EXERCISE INSTRUCTIONS: Turn the paragraph starting "You may also find that your security system" in the home insurance text into a short bulleted list that keeps its main facts.

(QUOTED PASSAGE Opens)

Sadly the cost of any insurance policy, including home cover, is far from constant. Whilst the prevailing trend for any policy holder should be for steady decreases over the years, that's not always the case.
So what can change in 12 months?
Well, let's assume for a moment that you haven't made a claim in the last year and that your policy is remaining the same, including your level of contents cover. There are a number of external factors that insurers take into account or factors that may have altered since your last quote.
For instance, if there has been a spate of burglaries in your area over the preceding years, this may have a negative impact on the risk level of your neighbourhood. Of course this has little or nothing to do with anything that you've done directly, but insurers have to accurately assess the liability that they face and all potential issues relating to cover.
You may also find that your security system has been downgraded by the time you come around to renew. Again, this is just something that home insurance companies occasionally do, particularly as newer, more advanced alternatives flood the market. As unlikely as it may be, this could also have an impact on the amount you pay, particularly if the crime rate has increased in your vicinity.
Then of course there are natural disasters. This is completely out of your control, but if there has been flooding in your post code or surrounding area, this may put your premiums up. It's unfortunate, but sadly it can have a knock-on effect.
But let's return to the question in hand, how much should you actually budget for your home insurance? Well, you shouldn't immediately assume that it will be lower than your previous year's policy. Whilst there are no claims bonuses on offer, those other factors that I've mentioned previously can negate any such reduction. But your current policy price is certainly a good benchmark for budgeting purposes.

(QUOTED PASSAGE Closes)
(ENTRIES SUPPLIED Opens)

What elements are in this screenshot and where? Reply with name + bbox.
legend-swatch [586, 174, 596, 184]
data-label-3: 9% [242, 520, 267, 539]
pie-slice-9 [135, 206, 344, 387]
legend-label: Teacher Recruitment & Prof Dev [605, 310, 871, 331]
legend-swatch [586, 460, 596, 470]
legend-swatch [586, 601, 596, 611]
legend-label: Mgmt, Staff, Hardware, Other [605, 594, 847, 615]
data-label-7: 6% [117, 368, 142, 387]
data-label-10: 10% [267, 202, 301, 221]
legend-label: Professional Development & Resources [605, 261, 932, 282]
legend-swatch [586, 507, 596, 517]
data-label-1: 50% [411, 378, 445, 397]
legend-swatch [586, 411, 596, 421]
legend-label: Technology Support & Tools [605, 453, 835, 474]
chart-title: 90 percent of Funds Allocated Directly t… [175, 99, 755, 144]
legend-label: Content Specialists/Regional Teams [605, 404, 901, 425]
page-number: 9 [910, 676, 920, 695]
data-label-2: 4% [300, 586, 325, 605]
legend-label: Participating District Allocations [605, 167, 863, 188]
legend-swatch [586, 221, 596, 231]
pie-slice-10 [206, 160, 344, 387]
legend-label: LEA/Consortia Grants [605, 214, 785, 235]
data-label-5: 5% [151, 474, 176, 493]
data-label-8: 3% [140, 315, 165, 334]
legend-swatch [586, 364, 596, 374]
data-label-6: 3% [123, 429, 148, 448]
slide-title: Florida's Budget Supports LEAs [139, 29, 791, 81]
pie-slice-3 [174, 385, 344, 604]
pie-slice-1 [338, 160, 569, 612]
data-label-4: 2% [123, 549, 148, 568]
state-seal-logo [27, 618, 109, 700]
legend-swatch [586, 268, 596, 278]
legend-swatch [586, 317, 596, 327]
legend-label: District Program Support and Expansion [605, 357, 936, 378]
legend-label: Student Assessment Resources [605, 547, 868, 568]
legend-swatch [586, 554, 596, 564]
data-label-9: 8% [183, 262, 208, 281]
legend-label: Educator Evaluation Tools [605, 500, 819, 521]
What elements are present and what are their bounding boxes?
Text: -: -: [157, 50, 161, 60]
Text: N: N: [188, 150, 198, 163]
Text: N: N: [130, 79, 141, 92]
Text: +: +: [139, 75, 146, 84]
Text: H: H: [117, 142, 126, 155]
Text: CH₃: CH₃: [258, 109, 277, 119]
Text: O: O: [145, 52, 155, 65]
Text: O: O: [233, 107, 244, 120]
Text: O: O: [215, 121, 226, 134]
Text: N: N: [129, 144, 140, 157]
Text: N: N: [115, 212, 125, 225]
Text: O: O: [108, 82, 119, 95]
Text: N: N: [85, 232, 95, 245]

(ENTRIES SUPPLIED Closes)

ANSWER FOR THIS EXERCISE:
- Your security system may have been downgraded by the time you renew.
- Home insurance companies occasionally do this, especially as newer, more advanced alternatives flood the market.
- Though unlikely, this could affect what you pay, especially if crime has risen in your area.